Stored data
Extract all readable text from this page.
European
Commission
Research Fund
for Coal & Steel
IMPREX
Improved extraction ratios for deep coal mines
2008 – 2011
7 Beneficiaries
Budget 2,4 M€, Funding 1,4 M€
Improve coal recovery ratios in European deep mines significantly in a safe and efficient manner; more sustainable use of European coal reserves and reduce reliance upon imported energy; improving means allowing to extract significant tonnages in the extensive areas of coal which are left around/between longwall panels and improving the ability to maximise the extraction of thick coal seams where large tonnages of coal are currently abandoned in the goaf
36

Exercise instructions >> Go over the records above and tally the lines with the word "ratios" in them. Give the number alone.

Exercise output >> 2